++++ EXTRACTED RECORDS ++++

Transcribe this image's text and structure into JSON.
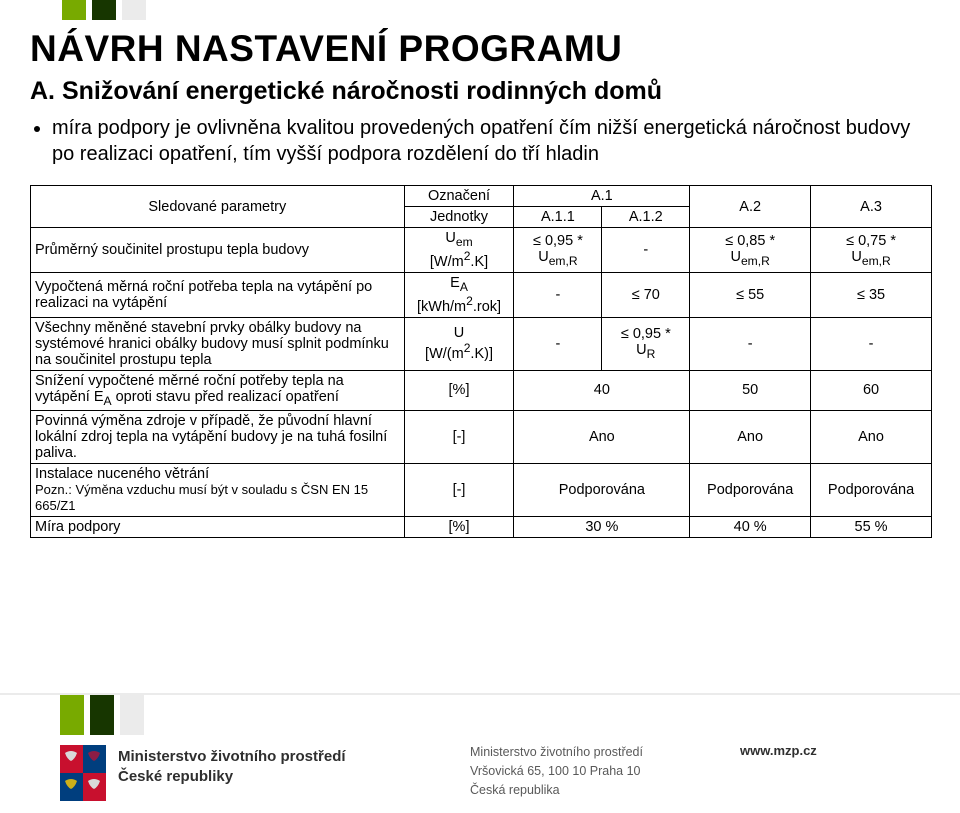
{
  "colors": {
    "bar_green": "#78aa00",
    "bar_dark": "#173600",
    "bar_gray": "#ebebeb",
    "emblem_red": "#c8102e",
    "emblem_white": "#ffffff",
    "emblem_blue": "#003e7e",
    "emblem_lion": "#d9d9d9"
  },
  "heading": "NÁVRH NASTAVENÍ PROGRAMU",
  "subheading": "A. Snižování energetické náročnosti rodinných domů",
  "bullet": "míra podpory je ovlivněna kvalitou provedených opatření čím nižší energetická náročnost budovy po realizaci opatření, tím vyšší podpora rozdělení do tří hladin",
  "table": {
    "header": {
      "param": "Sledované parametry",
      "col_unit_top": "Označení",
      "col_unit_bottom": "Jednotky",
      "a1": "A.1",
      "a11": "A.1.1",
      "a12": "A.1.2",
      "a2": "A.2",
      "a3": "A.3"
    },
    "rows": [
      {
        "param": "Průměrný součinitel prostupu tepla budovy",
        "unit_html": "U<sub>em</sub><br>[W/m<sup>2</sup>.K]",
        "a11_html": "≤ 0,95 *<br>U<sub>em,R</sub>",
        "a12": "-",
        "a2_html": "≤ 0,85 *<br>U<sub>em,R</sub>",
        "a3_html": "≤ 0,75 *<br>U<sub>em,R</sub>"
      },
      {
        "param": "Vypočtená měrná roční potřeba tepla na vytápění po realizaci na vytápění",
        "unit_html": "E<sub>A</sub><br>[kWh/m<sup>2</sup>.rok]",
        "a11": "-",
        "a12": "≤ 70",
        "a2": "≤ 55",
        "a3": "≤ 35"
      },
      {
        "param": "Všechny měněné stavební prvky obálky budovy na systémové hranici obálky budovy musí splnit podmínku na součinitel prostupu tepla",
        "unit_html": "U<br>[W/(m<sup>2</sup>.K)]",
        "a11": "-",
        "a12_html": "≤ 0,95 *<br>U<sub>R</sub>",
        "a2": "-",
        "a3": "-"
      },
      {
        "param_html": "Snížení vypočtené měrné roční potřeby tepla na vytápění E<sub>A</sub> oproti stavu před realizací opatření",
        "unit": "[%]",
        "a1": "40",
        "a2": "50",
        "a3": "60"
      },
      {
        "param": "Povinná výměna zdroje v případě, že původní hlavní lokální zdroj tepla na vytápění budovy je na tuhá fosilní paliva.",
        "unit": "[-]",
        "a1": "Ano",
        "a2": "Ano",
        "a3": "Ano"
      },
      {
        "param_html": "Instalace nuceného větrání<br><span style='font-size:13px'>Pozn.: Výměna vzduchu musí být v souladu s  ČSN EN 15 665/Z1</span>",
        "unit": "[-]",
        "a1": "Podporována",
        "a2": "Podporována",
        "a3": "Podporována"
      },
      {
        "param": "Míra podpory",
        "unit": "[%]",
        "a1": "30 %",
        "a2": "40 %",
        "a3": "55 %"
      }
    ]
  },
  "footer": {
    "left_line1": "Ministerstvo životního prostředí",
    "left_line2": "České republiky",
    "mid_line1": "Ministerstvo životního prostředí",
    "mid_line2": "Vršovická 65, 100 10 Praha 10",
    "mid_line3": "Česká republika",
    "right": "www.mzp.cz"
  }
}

++++

THE EXERCISE: Make a verbatim copy of all the entries and strip out the pictures.

FULL ANSWER:
Transcribe this image's text and structure into JSON.
{
  "colors": {
    "bar_green": "#78aa00",
    "bar_dark": "#173600",
    "bar_gray": "#ebebeb",
    "emblem_red": "#c8102e",
    "emblem_white": "#ffffff",
    "emblem_blue": "#003e7e",
    "emblem_lion": "#d9d9d9"
  },
  "heading": "NÁVRH NASTAVENÍ PROGRAMU",
  "subheading": "A. Snižování energetické náročnosti rodinných domů",
  "bullet": "míra podpory je ovlivněna kvalitou provedených opatření čím nižší energetická náročnost budovy po realizaci opatření, tím vyšší podpora rozdělení do tří hladin",
  "table": {
    "header": {
      "param": "Sledované parametry",
      "col_unit_top": "Označení",
      "col_unit_bottom": "Jednotky",
      "a1": "A.1",
      "a11": "A.1.1",
      "a12": "A.1.2",
      "a2": "A.2",
      "a3": "A.3"
    },
    "rows": [
      {
        "param": "Průměrný součinitel prostupu tepla budovy",
        "unit_html": "U<sub>em</sub><br>[W/m<sup>2</sup>.K]",
        "a11_html": "≤ 0,95 *<br>U<sub>em,R</sub>",
        "a12": "-",
        "a2_html": "≤ 0,85 *<br>U<sub>em,R</sub>",
        "a3_html": "≤ 0,75 *<br>U<sub>em,R</sub>"
      },
      {
        "param": "Vypočtená měrná roční potřeba tepla na vytápění po realizaci na vytápění",
        "unit_html": "E<sub>A</sub><br>[kWh/m<sup>2</sup>.rok]",
        "a11": "-",
        "a12": "≤ 70",
        "a2": "≤ 55",
        "a3": "≤ 35"
      },
      {
        "param": "Všechny měněné stavební prvky obálky budovy na systémové hranici obálky budovy musí splnit podmínku na součinitel prostupu tepla",
        "unit_html": "U<br>[W/(m<sup>2</sup>.K)]",
        "a11": "-",
        "a12_html": "≤ 0,95 *<br>U<sub>R</sub>",
        "a2": "-",
        "a3": "-"
      },
      {
        "param_html": "Snížení vypočtené měrné roční potřeby tepla na vytápění E<sub>A</sub> oproti stavu před realizací opatření",
        "unit": "[%]",
        "a1": "40",
        "a2": "50",
        "a3": "60"
      },
      {
        "param": "Povinná výměna zdroje v případě, že původní hlavní lokální zdroj tepla na vytápění budovy je na tuhá fosilní paliva.",
        "unit": "[-]",
        "a1": "Ano",
        "a2": "Ano",
        "a3": "Ano"
      },
      {
        "param_html": "Instalace nuceného větrání<br><span style='font-size:13px'>Pozn.: Výměna vzduchu musí být v souladu s  ČSN EN 15 665/Z1</span>",
        "unit": "[-]",
        "a1": "Podporována",
        "a2": "Podporována",
        "a3": "Podporována"
      },
      {
        "param": "Míra podpory",
        "unit": "[%]",
        "a1": "30 %",
        "a2": "40 %",
        "a3": "55 %"
      }
    ]
  },
  "footer": {
    "left_line1": "Ministerstvo životního prostředí",
    "left_line2": "České republiky",
    "mid_line1": "Ministerstvo životního prostředí",
    "mid_line2": "Vršovická 65, 100 10 Praha 10",
    "mid_line3": "Česká republika",
    "right": "www.mzp.cz"
  }
}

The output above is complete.